TE LEZEN FRAGMENT:
::::::::::
De Kritische DepositieWaarde (KDW) is de grens waarboven het risico bestaat dat de kwaliteit van een habitattype of leefgebied significant wordt aangetast door de verzurende en/of vermestende invloed van atmosferische stikstofdepositie. Elk stikstofgevoelig habitattype of leefgebied kent een specifieke KDW; deze waarden en de bijbehorende wetenschappelijke onderbouwing zijn te vinden in het rapport van Van Dobben e.a. (2012)1, waarin de best beschikbare kennis ten aanzien van KDW’n is samengevat. Een habitattype of leefgebied wordt als stikstofgevoelig aangemerkt als de KDW onder de 2400 mol stikstof per hectare per jaar ligt. De KDW’n worden sinds de publicatie van opeenvolgende rapporten (Van Dobben &

Van Hinsberg, 2008; Van Dobben e.a., 2012) algemeen aanvaard, ook door de Raad van State, als de best beschikbare kennis ten aanzien van gevoeligheid voor stikstof. Ook

internationaal zijn KDW’n de gebruikelijke referentie om mogelijke overbelasting van stikstof te bepalen, ook ten behoeve van toestemmingsverlening, zie als voorbeeld Hicks et al.

(2011)2 en De Vries et al. (2015)3.

Bij de toetsing van een activiteit in het kader van de Wet natuurbescherming dienen

significante negatieve effecten van stikstofdepositie op Natura 2000 te worden uitgesloten. De KDW is hiervoor een hulpmiddel: het geeft bij de voortoets een grens aan waaronder

significante effecten op voorhand kunnen worden uitgesloten. Het rekeninstrument AERIUS is hierbij een hulpmiddel in de toestemmingsverlening. Om in beeld te brengen op welke locaties de totale stikstofdepositie een risico vormt en waar niet, wordt in AERIUS aangegeven of en in welke mate de stikstofdepositie zich boven of onder de KDW bevindt. Waar een plan of project met stikstofuitstoot niet voor een depositietoename zorgt op een stikstofgevoelig habitattype of leefgebied waar de KDW (bijna) wordt overschreden, kunnen significant negatieve gevolgen van een plan of project met betrekking tot atmosferische stikstofdepositie op voorhand

uitgesloten worden. Hierbij moet het feit dat de instandhoudingdoelstelling door de activiteit niet wordt geschaad boven iedere (redelijke wetenschappelijke) twijfel verheven zijn. Als de depositie zich mede als gevolg van het plan of project op een relevant hexagoon boven de KDW bevindt, is een natuurvergunning vereist en kan met een passende beoordeling worden getoetst of er geen aantasting van de natuurlijke kenmerken plaatsvindt. De KDW is dus een signaleringswaarde voor een mogelijk effect op stikstofgevoelige natuur.
::::::::::
RIJEN:
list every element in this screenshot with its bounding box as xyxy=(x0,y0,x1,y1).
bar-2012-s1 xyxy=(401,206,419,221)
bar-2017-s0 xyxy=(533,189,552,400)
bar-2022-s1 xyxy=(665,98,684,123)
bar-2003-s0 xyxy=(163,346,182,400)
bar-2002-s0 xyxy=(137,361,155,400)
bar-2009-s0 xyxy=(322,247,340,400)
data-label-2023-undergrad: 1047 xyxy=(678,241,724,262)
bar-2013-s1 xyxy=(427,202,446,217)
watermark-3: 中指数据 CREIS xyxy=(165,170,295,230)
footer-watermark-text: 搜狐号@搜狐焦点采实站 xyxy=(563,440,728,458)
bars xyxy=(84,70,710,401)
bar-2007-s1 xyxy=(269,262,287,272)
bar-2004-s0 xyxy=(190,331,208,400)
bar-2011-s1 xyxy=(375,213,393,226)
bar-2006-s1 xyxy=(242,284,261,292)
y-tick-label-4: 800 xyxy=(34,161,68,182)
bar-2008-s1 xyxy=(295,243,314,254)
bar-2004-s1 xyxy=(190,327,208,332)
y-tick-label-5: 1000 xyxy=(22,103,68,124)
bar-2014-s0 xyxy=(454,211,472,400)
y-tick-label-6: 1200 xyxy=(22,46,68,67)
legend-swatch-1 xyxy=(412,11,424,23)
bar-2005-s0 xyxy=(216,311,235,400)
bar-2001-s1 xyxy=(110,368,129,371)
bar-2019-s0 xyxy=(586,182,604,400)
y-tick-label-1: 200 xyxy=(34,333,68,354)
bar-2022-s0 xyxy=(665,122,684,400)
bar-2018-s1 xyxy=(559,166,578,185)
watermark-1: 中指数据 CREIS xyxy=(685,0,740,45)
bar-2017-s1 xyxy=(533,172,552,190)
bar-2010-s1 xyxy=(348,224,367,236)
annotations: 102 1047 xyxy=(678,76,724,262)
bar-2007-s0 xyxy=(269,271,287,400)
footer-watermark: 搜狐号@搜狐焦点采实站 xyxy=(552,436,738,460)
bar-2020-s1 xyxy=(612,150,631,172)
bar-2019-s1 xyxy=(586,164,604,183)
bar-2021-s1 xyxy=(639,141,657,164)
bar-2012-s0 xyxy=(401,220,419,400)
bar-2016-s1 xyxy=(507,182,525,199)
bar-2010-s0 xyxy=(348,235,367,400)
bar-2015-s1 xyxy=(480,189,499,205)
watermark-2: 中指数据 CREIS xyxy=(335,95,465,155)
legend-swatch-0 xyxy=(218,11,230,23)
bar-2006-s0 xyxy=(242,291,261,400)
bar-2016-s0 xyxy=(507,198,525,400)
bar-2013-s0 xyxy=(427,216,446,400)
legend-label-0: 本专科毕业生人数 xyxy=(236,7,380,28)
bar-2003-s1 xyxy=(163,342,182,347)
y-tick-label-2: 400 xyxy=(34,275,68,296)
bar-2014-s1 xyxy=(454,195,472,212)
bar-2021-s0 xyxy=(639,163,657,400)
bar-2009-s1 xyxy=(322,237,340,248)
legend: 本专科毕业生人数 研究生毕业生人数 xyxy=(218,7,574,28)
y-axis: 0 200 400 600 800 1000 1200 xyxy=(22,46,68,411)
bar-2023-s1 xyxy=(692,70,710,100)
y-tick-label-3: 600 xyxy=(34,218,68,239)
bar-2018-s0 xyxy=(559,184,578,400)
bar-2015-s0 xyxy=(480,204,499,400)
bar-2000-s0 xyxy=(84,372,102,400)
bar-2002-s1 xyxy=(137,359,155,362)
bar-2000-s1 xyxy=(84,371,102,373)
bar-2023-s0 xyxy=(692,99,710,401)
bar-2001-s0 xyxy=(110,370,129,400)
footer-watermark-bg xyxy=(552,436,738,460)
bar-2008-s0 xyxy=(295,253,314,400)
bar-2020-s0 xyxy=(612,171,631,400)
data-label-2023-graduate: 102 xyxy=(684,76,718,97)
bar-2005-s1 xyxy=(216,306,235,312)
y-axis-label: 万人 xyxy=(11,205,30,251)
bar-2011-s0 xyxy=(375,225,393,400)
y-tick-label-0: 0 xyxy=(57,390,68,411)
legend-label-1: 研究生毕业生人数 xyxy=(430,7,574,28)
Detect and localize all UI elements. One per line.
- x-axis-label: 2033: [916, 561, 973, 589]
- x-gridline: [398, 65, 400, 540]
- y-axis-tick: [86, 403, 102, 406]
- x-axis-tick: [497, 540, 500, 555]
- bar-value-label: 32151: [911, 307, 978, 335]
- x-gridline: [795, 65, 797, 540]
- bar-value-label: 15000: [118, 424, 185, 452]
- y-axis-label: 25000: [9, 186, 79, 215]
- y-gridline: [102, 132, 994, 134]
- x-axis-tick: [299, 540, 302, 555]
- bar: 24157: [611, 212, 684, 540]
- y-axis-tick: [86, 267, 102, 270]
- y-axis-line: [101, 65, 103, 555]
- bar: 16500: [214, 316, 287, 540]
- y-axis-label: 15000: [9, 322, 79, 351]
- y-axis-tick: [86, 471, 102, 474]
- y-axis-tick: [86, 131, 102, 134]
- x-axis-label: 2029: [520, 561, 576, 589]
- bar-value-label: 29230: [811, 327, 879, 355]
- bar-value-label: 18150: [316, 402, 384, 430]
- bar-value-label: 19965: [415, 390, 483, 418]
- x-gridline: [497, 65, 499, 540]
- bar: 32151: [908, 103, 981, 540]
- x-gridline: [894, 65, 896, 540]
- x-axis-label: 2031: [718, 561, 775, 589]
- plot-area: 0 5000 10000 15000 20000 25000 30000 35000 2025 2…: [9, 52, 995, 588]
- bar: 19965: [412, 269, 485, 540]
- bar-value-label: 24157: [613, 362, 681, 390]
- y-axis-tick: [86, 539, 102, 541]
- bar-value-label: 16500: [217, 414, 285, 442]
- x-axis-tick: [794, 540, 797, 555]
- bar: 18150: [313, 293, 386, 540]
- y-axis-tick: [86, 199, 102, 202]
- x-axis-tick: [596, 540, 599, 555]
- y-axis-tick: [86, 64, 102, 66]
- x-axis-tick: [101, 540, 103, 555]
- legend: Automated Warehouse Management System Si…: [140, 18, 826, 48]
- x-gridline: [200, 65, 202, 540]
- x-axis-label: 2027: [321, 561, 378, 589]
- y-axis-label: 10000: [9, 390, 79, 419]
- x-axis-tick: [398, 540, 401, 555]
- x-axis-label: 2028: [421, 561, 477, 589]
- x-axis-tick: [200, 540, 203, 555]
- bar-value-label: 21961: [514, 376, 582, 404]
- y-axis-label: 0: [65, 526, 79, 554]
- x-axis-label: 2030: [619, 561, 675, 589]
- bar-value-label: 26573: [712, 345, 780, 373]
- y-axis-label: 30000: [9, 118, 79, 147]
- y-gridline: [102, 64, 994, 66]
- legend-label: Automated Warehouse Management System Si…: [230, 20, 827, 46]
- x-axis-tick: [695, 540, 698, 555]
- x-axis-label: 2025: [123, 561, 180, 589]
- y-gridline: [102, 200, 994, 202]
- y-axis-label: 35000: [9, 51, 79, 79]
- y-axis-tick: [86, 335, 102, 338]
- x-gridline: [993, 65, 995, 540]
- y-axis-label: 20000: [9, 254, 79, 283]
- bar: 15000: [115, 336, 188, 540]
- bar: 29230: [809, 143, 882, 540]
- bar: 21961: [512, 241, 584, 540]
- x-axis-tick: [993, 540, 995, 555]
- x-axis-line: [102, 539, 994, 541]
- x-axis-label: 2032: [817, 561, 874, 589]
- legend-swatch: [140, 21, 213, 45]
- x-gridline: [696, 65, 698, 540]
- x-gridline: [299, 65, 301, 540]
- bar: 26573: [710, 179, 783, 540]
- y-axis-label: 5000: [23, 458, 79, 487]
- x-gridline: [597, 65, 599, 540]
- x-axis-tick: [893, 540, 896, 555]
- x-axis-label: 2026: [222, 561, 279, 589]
::::::::::
DOEL VAN OEFENING: Ga verder met de tekst over de kritische depositiewaarde, aansluitend op de laatste zin. De lijst heb je hier niet voor nodig.

UITKOMST VAN OEFENING:
De alternatieven die in deze notitie staan genoemd, zijn bedoeld als een generiek toe te passen vervangende methode voor het huidige gebruik van de KDW'n in het toetsingskader.

Dat is het verschil met de huidige praktijk, waarin het mogelijk is om voor individuele activiteiten met een passende beoordeling op basis van een gebiedsspecifieke ecologische beoordeling te concluderen of significante effecten in het specifieke geval kunnen worden uitgesloten, maar dan alleen als een vergelijking wordt gemaakt met de landelijk vastgestelde KDW'n die worden toegepast in AERIUS Calculator.

Mogelijke alternatieven voor de KDW

Net als de KDW moet elk alternatief, op basis van de best beschikbare kennis ter zake, alle redelijke wetenschappelijke twijfel wegnemen dat een activiteit leidt tot mogelijke significante gevolgen voor beschermde Natura 2000-waarden als gevolg van stikstof. Het gebruik van KDW’n in het toetsingskader maakt de wettelijke eis ten aanzien van het uitsluiten van

1 Van Dobben, H.F., Bobbink, R., Bal, D. en Van Hinsberg, A.. Overzicht van kritische depositiewaarden voor stikstof, toegepast op habitattypen en leefgebieden van Natura 2000. Alterra Wageningen UR, 2012.

2 W.H. Hicks e.a.. Nitrogen Deposition and Natura 2000: Science and Practice in Determining Environmental Impacts (COST, 2011)

3 W. de Vries e.a.. Critical Loads and Dynamic Risk Assessments (Springer, 2015).

(2)

2

significante effecten hanteerbaar op grote ruimtelijke schaal voor vergunningaanvragers en bevoegde gezagen. Bij de analyse van alternatieven wordt hier rekening mee gehouden.

Deze notitie beschrijft drie mogelijke alternatieven:

1) Gebiedsspecifiek ecologisch onderzoek

2) Gebiedsspecifieke nuancering van de KDW volgens een generiek toepasbare systematiek, bijvoorbeeld op basis van gebiedseigenschappen als aanwezige vegetatietypen,

grondsoorten of waterhuishoudkundige situaties.

3) Het gebruik van Kritische concentratieniveaus (critical levels), zoals werd toegepast voordat KDW’n waren vastgesteld.

Deze alternatieven worden hierna toegelicht en bekeken in het licht van de mogelijkheden voor:

 Het daadwerkelijk ontwerpen ervan

 Het daadwerkelijk toepassen ervan

 De te verwachten kosten

 De te verwachten doorlooptijd van vergunningaanvragen

 Het gebruiksgemak voor toestemmingsverlening.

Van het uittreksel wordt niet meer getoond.